EXERCISE DETAILS
In the items below, substitute "horizontal-axis-label" for every occurrence of "x-axis-tick-label" and reproduce all lines otherwise unchanged.

DATASET RECORDS
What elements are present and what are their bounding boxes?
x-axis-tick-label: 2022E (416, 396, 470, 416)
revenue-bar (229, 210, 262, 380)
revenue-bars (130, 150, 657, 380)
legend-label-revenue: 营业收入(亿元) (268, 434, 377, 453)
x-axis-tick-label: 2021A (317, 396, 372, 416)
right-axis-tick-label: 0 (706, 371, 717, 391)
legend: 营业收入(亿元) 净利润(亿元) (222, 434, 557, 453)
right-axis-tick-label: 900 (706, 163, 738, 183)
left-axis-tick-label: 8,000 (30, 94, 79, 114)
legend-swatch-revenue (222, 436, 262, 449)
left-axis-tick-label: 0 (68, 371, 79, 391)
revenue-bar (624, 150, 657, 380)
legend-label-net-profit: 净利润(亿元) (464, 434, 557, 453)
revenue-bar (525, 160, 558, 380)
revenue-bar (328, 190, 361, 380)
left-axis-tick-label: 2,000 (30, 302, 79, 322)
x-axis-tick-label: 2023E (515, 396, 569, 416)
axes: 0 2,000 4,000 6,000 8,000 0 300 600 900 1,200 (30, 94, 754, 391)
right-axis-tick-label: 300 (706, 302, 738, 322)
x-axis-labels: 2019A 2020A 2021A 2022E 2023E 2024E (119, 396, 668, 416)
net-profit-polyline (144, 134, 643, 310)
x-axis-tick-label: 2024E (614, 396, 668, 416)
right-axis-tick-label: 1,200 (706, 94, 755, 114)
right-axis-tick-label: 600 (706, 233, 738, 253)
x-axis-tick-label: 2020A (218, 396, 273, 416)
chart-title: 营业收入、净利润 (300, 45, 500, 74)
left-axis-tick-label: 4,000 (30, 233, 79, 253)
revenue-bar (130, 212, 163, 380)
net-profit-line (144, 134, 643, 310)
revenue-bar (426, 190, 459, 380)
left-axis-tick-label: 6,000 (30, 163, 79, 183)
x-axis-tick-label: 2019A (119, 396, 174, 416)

THE COMPLETED TASK
What elements are present and what are their bounding boxes?
horizontal-axis-label: 2022E (416, 396, 470, 416)
revenue-bar (229, 210, 262, 380)
revenue-bars (130, 150, 657, 380)
legend-label-revenue: 营业收入(亿元) (268, 434, 377, 453)
horizontal-axis-label: 2021A (317, 396, 372, 416)
right-axis-tick-label: 0 (706, 371, 717, 391)
legend: 营业收入(亿元) 净利润(亿元) (222, 434, 557, 453)
right-axis-tick-label: 900 (706, 163, 738, 183)
left-axis-tick-label: 8,000 (30, 94, 79, 114)
legend-swatch-revenue (222, 436, 262, 449)
left-axis-tick-label: 0 (68, 371, 79, 391)
revenue-bar (624, 150, 657, 380)
legend-label-net-profit: 净利润(亿元) (464, 434, 557, 453)
revenue-bar (525, 160, 558, 380)
revenue-bar (328, 190, 361, 380)
left-axis-tick-label: 2,000 (30, 302, 79, 322)
horizontal-axis-label: 2023E (515, 396, 569, 416)
axes: 0 2,000 4,000 6,000 8,000 0 300 600 900 1,200 (30, 94, 754, 391)
right-axis-tick-label: 300 (706, 302, 738, 322)
x-axis-labels: 2019A 2020A 2021A 2022E 2023E 2024E (119, 396, 668, 416)
net-profit-polyline (144, 134, 643, 310)
horizontal-axis-label: 2024E (614, 396, 668, 416)
right-axis-tick-label: 1,200 (706, 94, 755, 114)
right-axis-tick-label: 600 (706, 233, 738, 253)
horizontal-axis-label: 2020A (218, 396, 273, 416)
chart-title: 营业收入、净利润 (300, 45, 500, 74)
left-axis-tick-label: 4,000 (30, 233, 79, 253)
revenue-bar (130, 212, 163, 380)
net-profit-line (144, 134, 643, 310)
revenue-bar (426, 190, 459, 380)
left-axis-tick-label: 6,000 (30, 163, 79, 183)
horizontal-axis-label: 2019A (119, 396, 174, 416)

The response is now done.